▸ Given exercise: Go through each line of the records below and count those with the word "哎咳咳咳". Give only the count.

▸ The data:
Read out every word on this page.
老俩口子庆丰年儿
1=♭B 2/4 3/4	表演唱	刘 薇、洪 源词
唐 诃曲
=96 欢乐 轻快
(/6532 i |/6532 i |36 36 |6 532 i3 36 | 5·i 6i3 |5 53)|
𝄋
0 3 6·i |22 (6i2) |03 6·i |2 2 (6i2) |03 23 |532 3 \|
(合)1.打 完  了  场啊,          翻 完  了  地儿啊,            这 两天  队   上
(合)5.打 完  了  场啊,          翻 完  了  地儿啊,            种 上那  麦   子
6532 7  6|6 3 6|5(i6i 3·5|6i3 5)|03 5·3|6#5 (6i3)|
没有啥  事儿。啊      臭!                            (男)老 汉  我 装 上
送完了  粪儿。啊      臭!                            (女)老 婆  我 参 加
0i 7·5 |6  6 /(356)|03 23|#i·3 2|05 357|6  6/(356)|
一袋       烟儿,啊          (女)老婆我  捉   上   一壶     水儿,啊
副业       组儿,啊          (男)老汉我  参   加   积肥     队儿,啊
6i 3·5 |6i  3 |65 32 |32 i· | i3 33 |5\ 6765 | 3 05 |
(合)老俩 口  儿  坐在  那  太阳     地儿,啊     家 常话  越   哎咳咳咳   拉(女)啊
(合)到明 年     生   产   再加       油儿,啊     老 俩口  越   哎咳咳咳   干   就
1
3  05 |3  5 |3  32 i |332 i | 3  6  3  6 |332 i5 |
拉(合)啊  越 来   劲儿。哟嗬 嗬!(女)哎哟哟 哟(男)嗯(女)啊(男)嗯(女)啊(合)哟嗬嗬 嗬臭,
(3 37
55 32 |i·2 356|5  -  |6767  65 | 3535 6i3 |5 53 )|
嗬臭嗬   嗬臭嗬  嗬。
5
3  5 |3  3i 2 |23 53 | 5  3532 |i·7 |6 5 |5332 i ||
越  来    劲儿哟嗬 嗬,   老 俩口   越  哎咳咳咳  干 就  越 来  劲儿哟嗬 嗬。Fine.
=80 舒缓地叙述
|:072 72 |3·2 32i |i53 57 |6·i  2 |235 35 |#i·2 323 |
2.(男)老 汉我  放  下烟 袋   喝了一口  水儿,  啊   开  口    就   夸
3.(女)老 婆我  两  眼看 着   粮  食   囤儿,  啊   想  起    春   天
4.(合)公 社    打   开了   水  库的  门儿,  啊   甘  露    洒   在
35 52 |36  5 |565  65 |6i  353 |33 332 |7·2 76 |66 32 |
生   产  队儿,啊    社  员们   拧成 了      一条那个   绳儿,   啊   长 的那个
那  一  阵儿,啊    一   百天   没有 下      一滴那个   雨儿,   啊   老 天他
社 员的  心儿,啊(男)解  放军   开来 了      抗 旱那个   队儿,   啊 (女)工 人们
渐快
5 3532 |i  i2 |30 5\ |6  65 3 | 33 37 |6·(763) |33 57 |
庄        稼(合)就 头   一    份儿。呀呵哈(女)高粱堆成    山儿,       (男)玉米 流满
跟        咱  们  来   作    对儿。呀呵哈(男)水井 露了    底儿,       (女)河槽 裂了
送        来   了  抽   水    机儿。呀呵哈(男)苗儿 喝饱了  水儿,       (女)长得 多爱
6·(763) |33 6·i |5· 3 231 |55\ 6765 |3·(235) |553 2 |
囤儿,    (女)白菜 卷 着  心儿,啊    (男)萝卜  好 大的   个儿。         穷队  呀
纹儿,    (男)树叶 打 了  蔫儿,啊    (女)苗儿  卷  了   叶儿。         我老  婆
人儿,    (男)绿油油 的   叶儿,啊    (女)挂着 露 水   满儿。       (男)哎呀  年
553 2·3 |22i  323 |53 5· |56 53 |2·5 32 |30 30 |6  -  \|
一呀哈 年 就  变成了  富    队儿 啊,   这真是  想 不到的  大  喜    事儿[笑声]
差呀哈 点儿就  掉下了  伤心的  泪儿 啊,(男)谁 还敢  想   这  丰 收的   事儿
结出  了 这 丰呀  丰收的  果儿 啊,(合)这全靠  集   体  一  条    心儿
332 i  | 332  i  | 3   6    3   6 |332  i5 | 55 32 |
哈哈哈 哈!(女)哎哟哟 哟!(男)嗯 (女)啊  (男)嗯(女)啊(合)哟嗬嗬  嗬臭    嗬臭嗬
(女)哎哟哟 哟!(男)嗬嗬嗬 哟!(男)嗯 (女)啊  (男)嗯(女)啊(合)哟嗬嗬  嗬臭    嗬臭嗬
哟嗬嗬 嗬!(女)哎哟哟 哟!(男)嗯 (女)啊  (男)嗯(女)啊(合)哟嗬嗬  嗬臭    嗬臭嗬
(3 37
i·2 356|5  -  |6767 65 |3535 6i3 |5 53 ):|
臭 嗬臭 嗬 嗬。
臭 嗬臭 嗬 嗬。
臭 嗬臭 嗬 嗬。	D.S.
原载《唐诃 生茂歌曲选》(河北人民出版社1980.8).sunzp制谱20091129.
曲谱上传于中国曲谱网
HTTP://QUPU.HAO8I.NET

▸ Exercise output: 3